◆ Aim
Below are the records; pull every line that includes "CoinShares".

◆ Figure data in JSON
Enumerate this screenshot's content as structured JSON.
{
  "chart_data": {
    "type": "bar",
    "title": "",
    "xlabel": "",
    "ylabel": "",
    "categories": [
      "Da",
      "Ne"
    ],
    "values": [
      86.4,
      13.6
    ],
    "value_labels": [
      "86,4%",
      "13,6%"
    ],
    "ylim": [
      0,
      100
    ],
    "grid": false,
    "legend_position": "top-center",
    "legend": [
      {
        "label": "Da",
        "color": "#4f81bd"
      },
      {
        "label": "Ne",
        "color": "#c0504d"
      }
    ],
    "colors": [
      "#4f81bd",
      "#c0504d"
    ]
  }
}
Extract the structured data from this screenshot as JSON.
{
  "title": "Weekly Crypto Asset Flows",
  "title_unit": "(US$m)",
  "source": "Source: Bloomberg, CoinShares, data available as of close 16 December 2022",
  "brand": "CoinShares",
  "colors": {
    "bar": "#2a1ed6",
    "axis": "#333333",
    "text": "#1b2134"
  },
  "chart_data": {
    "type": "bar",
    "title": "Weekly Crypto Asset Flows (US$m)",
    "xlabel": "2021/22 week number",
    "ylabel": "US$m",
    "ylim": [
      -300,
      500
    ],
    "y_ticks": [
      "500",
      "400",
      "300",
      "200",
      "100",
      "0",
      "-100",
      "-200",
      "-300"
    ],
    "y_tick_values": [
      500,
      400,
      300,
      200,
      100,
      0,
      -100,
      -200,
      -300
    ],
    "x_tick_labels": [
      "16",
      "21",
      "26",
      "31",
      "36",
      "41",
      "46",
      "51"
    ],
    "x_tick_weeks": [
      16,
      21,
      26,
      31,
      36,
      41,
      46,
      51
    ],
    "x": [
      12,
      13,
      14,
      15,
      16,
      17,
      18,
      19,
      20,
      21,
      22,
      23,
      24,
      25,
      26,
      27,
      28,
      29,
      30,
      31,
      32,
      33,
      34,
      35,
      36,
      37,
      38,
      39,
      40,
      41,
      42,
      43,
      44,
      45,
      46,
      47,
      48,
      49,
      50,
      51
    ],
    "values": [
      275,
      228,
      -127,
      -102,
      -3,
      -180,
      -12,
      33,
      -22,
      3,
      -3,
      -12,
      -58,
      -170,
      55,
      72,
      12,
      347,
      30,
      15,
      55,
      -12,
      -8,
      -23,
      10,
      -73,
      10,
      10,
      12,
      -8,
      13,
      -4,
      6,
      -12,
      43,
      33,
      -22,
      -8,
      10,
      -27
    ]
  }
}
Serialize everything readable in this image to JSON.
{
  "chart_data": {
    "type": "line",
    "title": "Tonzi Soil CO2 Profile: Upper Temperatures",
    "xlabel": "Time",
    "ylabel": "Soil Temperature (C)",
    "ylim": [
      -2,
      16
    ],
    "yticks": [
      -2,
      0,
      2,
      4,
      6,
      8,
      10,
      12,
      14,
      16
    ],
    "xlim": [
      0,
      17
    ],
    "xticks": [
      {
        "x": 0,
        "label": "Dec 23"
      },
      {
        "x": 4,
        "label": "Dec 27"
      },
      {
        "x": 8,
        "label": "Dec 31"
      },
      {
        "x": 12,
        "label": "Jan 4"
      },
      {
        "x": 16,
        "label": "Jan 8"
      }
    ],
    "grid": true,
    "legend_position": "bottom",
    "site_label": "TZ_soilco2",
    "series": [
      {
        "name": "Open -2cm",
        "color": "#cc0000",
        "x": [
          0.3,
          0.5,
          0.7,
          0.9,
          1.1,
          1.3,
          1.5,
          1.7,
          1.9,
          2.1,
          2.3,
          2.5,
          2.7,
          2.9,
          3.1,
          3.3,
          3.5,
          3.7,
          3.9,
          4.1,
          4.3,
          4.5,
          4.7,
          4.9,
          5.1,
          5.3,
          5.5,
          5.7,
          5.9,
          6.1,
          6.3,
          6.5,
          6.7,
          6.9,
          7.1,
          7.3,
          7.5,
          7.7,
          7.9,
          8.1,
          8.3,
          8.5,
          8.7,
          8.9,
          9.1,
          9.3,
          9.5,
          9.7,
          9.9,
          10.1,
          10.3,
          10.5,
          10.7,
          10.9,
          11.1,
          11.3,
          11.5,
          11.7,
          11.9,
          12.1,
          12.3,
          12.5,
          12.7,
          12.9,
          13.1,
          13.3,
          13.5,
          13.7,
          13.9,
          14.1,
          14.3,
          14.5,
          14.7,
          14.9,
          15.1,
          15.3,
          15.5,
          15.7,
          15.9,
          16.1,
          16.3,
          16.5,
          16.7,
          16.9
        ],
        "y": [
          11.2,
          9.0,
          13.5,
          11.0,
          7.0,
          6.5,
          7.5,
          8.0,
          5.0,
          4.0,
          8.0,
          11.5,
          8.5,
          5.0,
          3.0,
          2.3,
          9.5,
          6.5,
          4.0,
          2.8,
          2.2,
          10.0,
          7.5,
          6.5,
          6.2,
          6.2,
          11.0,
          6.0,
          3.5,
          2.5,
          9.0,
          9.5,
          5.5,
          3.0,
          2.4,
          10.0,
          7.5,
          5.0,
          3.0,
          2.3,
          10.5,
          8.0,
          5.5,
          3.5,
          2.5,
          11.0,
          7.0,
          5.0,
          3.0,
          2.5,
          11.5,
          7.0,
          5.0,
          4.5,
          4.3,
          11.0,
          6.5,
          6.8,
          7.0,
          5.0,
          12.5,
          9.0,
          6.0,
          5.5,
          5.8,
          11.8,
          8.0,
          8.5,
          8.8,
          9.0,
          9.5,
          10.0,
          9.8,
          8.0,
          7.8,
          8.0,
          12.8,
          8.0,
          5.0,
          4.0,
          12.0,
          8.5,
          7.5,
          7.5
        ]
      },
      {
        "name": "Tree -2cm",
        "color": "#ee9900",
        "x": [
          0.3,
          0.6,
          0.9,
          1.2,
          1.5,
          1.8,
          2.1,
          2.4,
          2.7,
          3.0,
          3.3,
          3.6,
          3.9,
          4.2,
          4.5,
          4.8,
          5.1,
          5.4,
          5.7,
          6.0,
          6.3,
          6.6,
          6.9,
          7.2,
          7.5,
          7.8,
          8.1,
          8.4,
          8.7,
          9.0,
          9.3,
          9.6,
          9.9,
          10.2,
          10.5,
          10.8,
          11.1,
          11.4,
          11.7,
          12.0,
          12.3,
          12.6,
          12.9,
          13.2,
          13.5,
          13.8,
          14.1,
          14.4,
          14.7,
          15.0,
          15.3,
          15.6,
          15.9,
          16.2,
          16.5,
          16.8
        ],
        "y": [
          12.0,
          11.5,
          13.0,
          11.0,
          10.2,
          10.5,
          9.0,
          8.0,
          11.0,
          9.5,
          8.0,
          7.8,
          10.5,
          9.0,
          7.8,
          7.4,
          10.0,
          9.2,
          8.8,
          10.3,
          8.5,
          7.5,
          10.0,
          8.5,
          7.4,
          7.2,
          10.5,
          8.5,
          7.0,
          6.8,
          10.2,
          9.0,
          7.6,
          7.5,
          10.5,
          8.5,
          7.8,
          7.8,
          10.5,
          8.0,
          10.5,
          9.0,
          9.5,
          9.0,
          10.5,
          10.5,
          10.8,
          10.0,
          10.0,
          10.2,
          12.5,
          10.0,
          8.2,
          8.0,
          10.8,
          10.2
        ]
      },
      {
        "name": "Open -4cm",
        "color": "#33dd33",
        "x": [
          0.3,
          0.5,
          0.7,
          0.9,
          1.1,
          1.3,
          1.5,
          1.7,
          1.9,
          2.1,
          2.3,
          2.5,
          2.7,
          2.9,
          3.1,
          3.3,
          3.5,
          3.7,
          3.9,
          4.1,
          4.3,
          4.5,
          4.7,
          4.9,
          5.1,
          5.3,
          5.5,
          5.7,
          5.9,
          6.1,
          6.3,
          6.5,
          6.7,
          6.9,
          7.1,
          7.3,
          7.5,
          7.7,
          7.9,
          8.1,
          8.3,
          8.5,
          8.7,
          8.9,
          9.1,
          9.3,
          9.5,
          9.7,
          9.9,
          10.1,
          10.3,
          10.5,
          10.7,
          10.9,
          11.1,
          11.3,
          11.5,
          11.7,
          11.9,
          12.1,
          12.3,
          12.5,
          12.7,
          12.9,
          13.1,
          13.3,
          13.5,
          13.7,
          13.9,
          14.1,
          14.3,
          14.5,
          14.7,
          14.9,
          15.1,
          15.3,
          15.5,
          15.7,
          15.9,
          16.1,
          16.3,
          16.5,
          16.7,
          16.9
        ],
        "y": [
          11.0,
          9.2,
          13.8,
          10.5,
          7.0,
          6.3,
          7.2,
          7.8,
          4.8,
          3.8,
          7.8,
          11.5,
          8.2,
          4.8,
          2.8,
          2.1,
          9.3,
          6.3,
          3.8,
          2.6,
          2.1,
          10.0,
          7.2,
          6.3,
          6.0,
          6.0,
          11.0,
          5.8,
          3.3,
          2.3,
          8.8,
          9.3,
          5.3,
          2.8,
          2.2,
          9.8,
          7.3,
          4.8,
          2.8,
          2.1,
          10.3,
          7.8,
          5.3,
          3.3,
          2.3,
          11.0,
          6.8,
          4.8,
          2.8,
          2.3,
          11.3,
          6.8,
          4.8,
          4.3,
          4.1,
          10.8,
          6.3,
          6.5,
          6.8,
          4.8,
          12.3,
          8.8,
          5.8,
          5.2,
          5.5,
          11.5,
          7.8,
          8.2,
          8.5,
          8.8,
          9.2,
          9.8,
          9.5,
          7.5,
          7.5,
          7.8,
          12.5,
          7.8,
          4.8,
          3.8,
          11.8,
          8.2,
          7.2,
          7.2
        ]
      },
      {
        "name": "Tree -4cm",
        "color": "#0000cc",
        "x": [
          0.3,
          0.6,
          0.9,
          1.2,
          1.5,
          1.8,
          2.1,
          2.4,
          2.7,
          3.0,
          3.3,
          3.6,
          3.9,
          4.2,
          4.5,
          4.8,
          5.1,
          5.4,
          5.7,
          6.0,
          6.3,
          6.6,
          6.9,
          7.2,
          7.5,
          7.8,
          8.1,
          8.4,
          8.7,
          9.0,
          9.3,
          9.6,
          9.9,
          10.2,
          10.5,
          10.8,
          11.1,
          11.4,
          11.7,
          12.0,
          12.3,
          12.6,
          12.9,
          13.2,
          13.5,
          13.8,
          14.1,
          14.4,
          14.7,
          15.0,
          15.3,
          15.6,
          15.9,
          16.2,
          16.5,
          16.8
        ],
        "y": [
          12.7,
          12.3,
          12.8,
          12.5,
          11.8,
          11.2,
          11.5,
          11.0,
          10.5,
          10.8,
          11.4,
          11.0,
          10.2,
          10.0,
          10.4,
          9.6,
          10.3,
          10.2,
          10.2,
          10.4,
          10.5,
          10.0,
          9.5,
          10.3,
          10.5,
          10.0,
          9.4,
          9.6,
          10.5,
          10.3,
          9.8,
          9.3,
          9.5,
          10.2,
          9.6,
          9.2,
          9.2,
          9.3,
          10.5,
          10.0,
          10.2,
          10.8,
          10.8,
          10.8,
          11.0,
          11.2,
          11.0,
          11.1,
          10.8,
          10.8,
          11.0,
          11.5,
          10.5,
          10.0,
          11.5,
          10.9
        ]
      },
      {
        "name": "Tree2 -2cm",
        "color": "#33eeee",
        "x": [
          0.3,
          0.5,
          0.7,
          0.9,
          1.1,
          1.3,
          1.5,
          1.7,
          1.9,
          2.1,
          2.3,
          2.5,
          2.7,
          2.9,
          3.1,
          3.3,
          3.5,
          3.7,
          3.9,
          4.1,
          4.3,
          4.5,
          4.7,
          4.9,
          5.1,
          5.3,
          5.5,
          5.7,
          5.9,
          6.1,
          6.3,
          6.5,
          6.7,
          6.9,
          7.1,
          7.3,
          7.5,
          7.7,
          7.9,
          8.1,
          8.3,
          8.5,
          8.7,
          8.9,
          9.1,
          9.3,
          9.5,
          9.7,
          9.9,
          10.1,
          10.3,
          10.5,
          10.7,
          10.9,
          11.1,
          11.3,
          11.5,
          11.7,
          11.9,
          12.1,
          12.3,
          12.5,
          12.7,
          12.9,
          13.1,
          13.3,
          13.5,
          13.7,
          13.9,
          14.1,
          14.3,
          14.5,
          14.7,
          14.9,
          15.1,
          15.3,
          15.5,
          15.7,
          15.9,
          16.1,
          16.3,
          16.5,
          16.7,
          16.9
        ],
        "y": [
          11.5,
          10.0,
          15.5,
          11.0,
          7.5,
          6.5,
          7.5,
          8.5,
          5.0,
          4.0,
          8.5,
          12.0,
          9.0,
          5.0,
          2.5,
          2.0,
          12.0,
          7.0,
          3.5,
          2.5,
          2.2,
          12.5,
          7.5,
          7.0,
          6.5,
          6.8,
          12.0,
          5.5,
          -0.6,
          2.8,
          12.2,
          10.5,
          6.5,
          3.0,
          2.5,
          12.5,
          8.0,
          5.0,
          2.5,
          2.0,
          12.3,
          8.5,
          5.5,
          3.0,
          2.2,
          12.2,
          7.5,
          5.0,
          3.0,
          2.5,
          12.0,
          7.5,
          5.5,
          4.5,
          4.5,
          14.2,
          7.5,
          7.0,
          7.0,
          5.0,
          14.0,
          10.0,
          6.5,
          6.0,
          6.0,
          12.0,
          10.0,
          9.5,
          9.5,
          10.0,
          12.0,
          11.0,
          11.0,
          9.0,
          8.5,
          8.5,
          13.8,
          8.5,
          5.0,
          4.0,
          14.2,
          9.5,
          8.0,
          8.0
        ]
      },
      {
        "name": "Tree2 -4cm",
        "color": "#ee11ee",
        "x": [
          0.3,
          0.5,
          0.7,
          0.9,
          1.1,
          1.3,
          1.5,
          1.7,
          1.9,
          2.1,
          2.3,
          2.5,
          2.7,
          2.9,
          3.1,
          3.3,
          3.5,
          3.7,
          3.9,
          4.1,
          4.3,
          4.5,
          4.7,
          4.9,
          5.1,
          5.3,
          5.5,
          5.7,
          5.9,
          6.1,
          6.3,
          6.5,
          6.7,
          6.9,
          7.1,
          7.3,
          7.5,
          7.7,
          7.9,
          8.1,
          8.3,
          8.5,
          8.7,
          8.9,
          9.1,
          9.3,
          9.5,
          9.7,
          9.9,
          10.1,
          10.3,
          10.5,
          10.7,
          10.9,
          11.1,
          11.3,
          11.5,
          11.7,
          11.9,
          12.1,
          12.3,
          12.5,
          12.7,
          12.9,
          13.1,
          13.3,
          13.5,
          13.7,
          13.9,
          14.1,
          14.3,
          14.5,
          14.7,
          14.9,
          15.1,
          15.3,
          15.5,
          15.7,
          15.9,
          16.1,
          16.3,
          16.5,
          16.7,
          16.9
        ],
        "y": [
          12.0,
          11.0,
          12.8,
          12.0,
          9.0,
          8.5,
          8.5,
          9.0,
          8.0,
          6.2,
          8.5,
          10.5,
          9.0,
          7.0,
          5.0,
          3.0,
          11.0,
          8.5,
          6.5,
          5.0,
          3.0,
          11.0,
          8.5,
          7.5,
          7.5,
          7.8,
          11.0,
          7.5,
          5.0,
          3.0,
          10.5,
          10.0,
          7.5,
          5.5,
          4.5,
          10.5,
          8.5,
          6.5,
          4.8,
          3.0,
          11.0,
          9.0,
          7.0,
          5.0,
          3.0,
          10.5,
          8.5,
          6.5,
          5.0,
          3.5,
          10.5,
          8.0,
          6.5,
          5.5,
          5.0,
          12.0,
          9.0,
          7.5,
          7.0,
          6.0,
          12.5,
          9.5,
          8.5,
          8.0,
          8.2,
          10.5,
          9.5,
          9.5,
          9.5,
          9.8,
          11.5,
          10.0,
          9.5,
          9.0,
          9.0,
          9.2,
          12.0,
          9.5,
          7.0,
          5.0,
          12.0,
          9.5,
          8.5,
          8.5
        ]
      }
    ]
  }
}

◆ Solution to this problem
  "source": "Source: Bloomberg, CoinShares, data available as of close 16 December 2022",
  "brand": "CoinShares",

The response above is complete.